→ SET PROBLEM
Scan the entries below and extract each line with the word "icon" in it.
_ _ _ _ _ _ _
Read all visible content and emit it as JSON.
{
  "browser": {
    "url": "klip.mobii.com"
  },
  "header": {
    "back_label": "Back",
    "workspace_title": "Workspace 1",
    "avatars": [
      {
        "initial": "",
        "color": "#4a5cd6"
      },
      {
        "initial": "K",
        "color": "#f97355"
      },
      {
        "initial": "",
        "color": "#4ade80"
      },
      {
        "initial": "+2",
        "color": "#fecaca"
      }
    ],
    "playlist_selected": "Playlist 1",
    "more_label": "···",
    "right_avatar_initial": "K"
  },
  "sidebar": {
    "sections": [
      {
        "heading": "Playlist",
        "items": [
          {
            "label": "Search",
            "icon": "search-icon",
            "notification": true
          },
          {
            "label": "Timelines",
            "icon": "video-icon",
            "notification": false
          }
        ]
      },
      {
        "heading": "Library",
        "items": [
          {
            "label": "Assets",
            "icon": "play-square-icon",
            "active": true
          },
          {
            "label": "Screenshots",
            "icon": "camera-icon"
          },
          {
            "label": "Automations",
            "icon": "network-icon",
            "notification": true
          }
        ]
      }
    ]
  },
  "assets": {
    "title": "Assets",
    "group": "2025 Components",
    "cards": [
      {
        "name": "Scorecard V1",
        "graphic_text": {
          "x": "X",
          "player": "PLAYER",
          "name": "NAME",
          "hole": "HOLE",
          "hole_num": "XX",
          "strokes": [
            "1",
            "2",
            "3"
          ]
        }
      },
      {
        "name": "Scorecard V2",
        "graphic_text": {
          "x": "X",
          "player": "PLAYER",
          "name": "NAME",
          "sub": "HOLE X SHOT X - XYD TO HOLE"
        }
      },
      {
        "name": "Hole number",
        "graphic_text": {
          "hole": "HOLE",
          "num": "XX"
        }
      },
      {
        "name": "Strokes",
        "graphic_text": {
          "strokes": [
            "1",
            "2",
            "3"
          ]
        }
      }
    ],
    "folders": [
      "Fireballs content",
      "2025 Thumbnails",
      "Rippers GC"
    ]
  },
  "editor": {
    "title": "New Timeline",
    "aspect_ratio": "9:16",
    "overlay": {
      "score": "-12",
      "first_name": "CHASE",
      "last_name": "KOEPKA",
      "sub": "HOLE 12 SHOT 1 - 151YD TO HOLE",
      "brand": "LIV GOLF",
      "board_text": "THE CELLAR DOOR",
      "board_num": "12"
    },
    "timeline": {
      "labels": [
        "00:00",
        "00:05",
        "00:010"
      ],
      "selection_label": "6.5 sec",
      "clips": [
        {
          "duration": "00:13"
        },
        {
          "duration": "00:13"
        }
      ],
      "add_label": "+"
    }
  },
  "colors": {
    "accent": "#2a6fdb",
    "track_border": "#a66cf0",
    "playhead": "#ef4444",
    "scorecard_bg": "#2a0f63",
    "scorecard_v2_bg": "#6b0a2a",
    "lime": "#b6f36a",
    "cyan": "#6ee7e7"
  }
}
_ _ _ _ _ _ _
→ TASK RESULT
            "icon": "search-icon",
            "icon": "video-icon",
            "icon": "play-square-icon",
            "icon": "camera-icon"
            "icon": "network-icon",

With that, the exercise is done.